Prompt: Where a line in the listing below contains the word "image", copy that line.

----- Data provided -----

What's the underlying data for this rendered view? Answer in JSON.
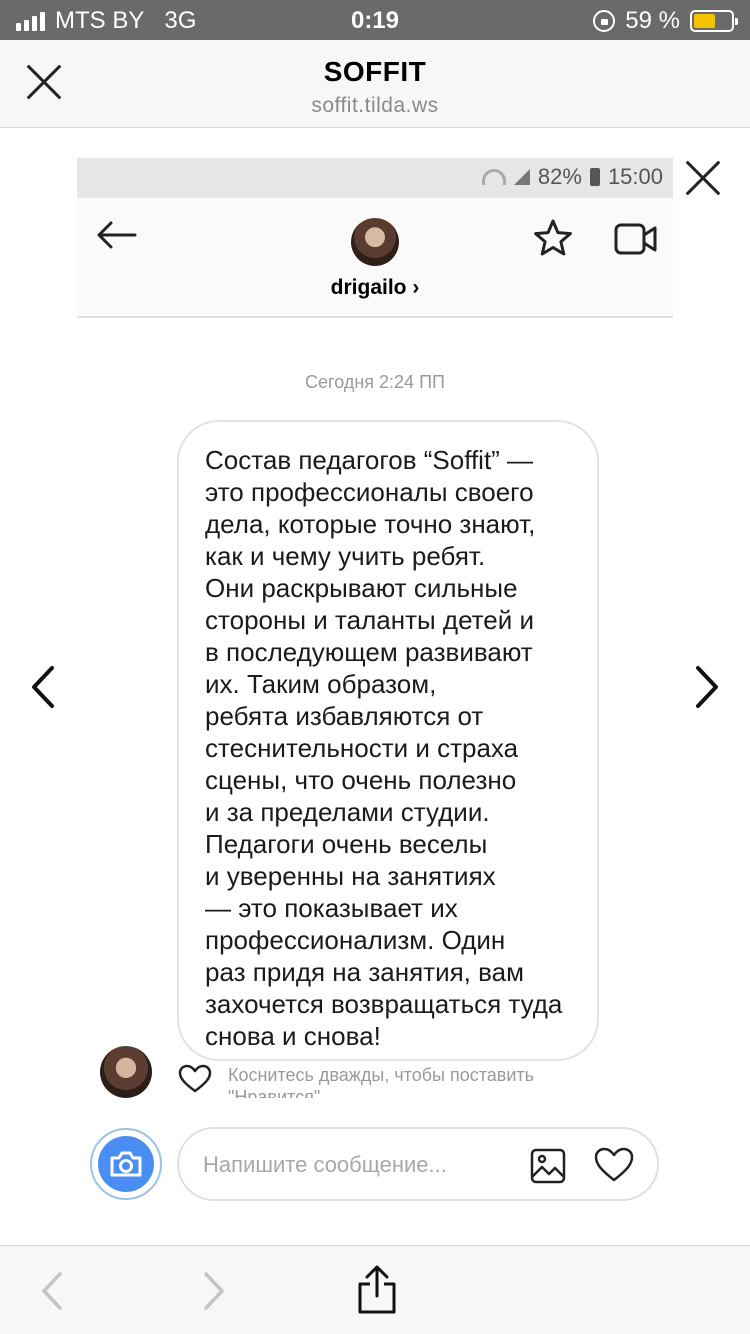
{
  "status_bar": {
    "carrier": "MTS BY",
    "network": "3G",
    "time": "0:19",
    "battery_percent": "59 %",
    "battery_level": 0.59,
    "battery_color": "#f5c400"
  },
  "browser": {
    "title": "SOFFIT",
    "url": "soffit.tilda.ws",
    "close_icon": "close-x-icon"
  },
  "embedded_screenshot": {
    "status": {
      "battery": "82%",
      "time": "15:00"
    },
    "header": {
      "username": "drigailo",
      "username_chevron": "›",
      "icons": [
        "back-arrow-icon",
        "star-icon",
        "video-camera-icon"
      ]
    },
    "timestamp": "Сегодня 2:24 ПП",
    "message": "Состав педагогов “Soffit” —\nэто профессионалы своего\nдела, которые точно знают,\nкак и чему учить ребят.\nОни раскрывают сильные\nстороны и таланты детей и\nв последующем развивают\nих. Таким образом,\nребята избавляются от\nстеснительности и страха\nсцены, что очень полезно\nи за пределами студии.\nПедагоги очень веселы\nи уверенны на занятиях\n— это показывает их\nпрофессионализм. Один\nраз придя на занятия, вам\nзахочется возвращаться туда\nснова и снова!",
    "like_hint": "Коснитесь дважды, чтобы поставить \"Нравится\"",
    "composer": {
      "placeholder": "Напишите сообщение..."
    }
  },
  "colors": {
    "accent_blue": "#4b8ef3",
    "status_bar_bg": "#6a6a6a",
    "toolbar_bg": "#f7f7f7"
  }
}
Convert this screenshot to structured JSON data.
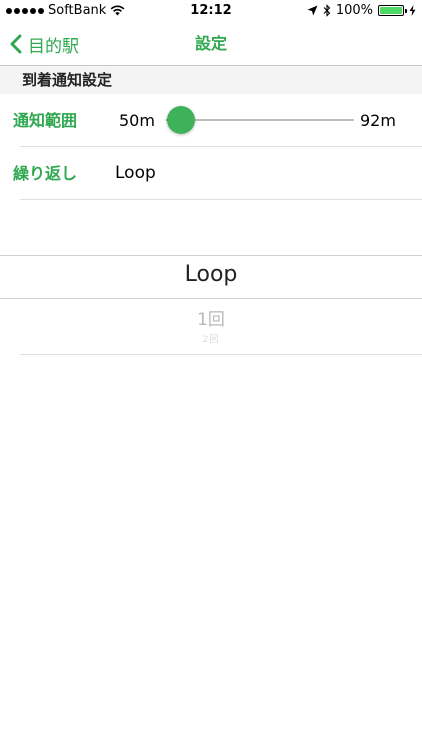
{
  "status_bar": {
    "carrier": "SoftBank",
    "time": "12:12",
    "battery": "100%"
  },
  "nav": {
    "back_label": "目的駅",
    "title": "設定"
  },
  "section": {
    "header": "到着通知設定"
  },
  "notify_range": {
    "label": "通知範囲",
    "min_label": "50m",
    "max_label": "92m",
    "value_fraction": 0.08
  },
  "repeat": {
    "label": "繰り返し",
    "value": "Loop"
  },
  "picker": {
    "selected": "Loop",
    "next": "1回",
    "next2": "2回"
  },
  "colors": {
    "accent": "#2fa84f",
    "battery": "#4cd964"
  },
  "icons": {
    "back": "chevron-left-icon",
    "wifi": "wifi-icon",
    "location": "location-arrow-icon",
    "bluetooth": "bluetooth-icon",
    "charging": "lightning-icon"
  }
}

-----
----- Data provided -----

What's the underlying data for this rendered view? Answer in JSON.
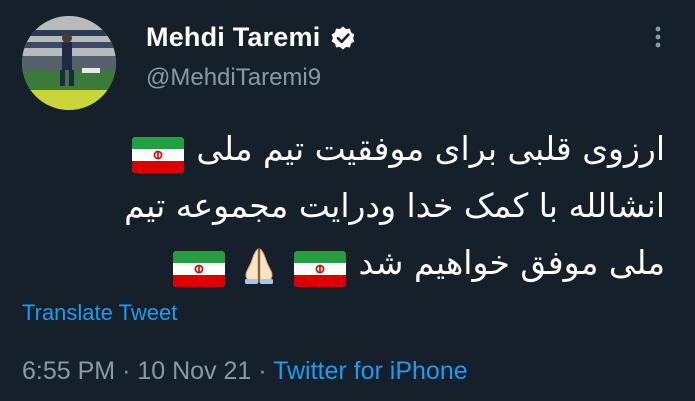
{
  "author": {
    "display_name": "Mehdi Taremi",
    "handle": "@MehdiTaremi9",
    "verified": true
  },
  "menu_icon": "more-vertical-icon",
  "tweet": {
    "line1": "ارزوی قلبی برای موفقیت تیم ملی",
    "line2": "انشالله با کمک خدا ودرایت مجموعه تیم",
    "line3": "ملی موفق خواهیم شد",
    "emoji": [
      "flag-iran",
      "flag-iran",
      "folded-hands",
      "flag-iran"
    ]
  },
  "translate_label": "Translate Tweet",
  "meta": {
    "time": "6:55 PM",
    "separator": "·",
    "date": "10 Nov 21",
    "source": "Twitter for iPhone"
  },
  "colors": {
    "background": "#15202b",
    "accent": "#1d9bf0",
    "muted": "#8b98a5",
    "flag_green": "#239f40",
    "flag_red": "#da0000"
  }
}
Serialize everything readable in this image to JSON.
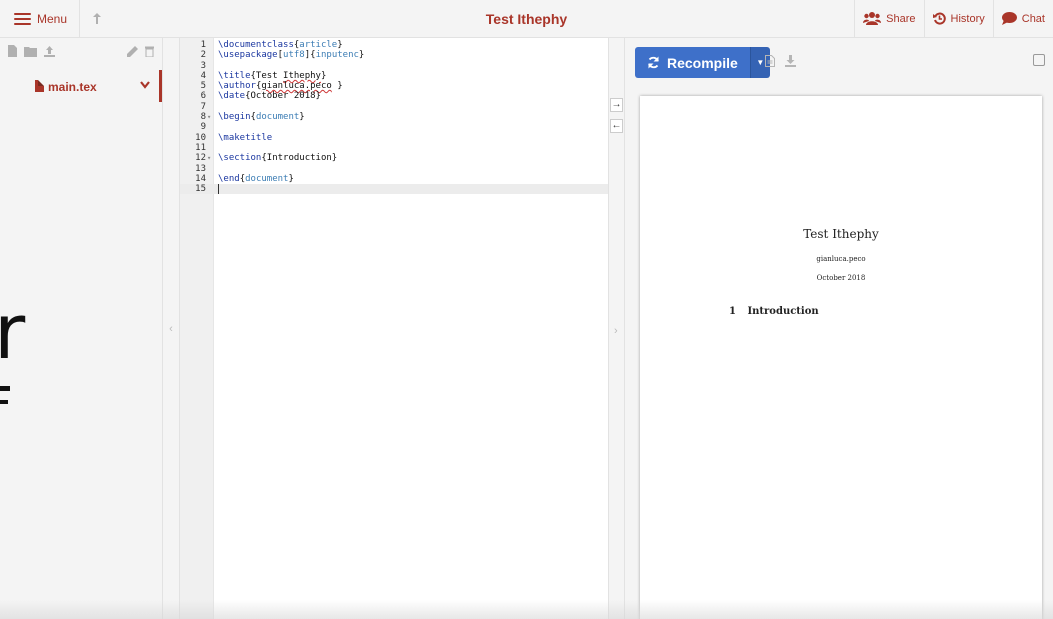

-----
----- Data provided -----

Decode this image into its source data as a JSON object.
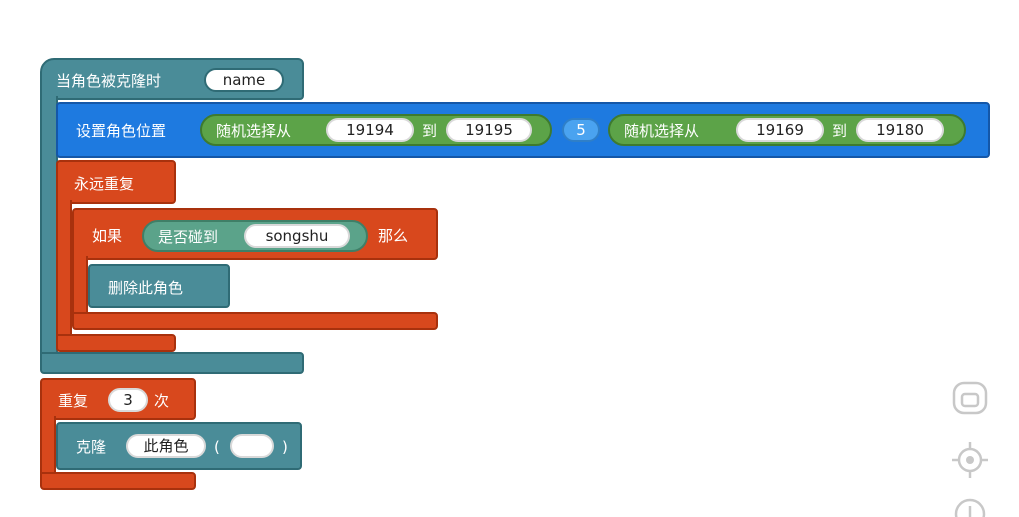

-----

Finished answer:
Serialize everything readable in this image to JSON.
Decode this image into its source data as a JSON object.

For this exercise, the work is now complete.